(Dataset rows)

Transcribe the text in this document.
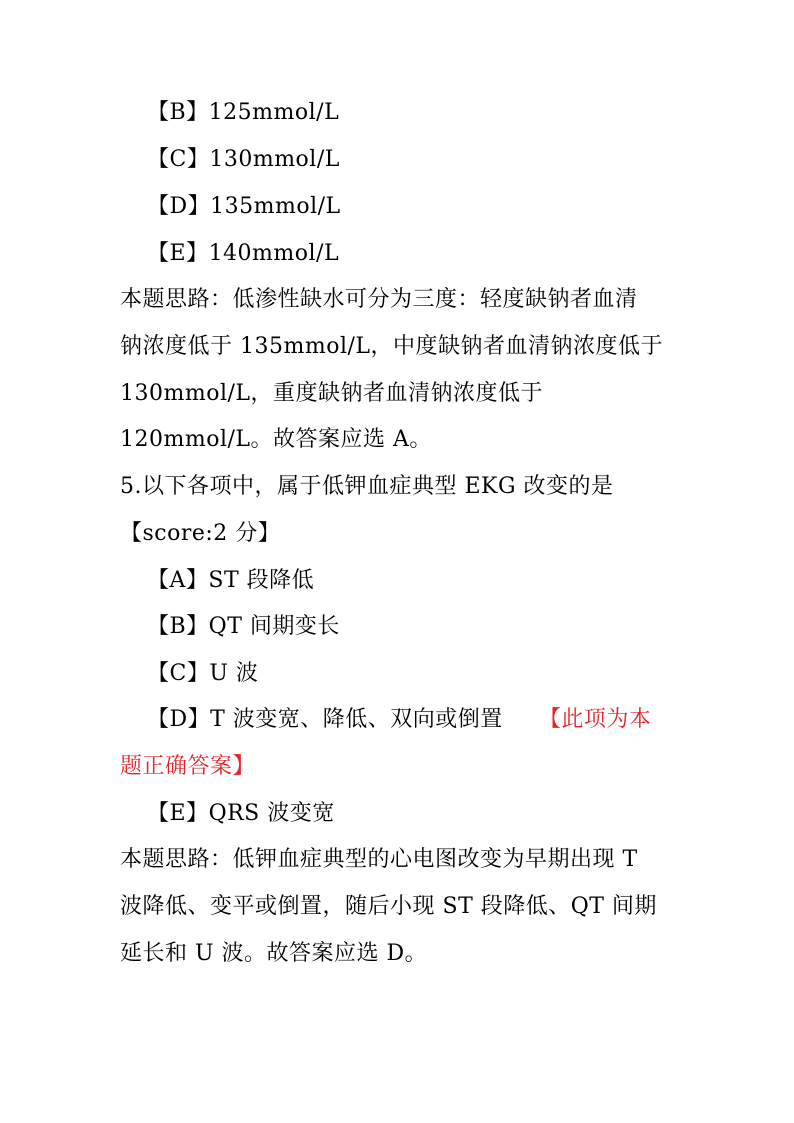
【B】125mmol/L
【C】130mmol/L
【D】135mmol/L
【E】140mmol/L
本题思路：低渗性缺水可分为三度：轻度缺钠者血清
钠浓度低于 135mmol/L，中度缺钠者血清钠浓度低于
130mmol/L，重度缺钠者血清钠浓度低于
120mmol/L。故答案应选 A。
5.以下各项中，属于低钾血症典型 EKG 改变的是
【score:2 分】
【A】ST 段降低
【B】QT 间期变长
【C】U 波
【D】T 波变宽、降低、双向或倒置 【此项为本
题正确答案】
【E】QRS 波变宽
本题思路：低钾血症典型的心电图改变为早期出现 T
波降低、变平或倒置，随后小现 ST 段降低、QT 间期
延长和 U 波。故答案应选 D。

● Objective:
Go through the listing above and write it out again exactly, dropping the pictures.

● Written answer:
Transcribe the text in this document.
【B】125mmol/L
【C】130mmol/L
【D】135mmol/L
【E】140mmol/L
本题思路：低渗性缺水可分为三度：轻度缺钠者血清
钠浓度低于 135mmol/L，中度缺钠者血清钠浓度低于
130mmol/L，重度缺钠者血清钠浓度低于
120mmol/L。故答案应选 A。
5.以下各项中，属于低钾血症典型 EKG 改变的是
【score:2 分】
【A】ST 段降低
【B】QT 间期变长
【C】U 波
【D】T 波变宽、降低、双向或倒置 【此项为本
题正确答案】
【E】QRS 波变宽
本题思路：低钾血症典型的心电图改变为早期出现 T
波降低、变平或倒置，随后小现 ST 段降低、QT 间期
延长和 U 波。故答案应选 D。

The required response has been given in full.